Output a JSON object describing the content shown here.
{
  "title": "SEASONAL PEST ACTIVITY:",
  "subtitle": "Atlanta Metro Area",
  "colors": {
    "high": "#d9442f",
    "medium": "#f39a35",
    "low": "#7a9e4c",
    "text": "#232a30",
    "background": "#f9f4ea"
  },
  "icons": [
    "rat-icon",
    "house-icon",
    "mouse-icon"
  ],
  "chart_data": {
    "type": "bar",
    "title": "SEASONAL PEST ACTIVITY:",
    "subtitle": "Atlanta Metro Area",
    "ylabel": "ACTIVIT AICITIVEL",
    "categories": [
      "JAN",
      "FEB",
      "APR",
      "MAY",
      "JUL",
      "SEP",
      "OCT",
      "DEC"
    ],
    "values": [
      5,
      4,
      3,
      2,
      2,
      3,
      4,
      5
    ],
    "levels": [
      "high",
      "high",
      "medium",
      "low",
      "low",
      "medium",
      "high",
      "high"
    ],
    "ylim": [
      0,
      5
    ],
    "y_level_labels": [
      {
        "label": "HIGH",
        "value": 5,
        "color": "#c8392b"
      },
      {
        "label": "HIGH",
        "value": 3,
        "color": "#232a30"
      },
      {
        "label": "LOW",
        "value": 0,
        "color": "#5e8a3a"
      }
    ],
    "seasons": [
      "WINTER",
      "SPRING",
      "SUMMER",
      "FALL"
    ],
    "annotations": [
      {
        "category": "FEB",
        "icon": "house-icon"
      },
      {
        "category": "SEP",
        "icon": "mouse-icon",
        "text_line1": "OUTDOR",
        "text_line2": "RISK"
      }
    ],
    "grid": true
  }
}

* * *

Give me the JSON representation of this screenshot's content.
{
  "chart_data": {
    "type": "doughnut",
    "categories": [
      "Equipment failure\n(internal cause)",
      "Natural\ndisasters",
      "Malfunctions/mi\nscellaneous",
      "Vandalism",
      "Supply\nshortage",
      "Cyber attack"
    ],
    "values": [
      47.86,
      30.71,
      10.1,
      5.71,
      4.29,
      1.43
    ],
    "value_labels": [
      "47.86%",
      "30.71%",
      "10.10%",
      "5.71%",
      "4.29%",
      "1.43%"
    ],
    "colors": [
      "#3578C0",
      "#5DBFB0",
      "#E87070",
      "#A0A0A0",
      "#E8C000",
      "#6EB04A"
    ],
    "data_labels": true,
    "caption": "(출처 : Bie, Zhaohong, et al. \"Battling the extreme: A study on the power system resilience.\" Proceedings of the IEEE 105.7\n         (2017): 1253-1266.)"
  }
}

* * *

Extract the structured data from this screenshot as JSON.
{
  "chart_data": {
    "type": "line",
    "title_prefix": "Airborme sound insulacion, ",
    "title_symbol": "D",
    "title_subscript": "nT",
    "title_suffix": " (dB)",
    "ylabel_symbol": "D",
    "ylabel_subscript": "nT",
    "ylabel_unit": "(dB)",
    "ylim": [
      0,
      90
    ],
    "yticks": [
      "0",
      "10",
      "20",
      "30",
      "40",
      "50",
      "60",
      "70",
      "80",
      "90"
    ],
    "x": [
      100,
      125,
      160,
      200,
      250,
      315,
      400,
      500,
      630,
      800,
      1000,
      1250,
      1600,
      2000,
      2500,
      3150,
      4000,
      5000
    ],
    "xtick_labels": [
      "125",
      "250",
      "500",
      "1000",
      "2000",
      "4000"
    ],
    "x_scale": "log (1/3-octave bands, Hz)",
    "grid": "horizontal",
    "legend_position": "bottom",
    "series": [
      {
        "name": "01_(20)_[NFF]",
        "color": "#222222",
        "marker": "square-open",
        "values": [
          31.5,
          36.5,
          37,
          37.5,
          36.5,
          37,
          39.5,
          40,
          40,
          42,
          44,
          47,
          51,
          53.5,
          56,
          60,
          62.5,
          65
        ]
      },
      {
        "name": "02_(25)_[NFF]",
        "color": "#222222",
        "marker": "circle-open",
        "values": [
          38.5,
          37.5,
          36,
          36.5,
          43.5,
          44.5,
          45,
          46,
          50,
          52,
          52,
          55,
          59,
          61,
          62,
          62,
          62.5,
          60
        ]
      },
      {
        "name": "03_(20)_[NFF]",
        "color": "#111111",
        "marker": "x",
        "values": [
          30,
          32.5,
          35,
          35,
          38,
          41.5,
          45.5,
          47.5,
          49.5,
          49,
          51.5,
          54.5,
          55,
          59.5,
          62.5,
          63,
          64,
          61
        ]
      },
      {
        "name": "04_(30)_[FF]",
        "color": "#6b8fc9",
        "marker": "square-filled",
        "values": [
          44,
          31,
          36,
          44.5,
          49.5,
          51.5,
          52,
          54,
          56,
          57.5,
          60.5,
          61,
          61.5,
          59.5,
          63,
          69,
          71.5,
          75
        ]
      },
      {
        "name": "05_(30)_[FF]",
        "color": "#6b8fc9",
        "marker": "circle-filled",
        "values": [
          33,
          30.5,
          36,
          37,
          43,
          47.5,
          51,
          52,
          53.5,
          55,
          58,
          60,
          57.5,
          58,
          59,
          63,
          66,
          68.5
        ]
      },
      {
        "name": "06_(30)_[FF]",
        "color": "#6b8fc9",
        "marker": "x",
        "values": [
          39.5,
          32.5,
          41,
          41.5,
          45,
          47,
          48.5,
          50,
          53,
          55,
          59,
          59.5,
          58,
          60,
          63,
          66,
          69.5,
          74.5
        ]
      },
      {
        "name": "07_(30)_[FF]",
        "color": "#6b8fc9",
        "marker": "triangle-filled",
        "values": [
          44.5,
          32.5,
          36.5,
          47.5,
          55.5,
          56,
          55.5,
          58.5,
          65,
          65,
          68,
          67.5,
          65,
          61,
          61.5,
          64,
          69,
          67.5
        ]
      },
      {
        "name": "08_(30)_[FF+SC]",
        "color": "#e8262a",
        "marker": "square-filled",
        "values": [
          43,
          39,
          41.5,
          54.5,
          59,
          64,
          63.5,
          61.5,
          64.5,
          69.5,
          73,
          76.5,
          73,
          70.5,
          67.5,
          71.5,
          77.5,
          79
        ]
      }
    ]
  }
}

## SET TASK
Go over the data above and copy every line that has the word "this" in it.

## ANSWER TO THE PROBLEM
Give me the JSON representation of this screenshot's content.
Extract the structured data from this screenshot as JSON.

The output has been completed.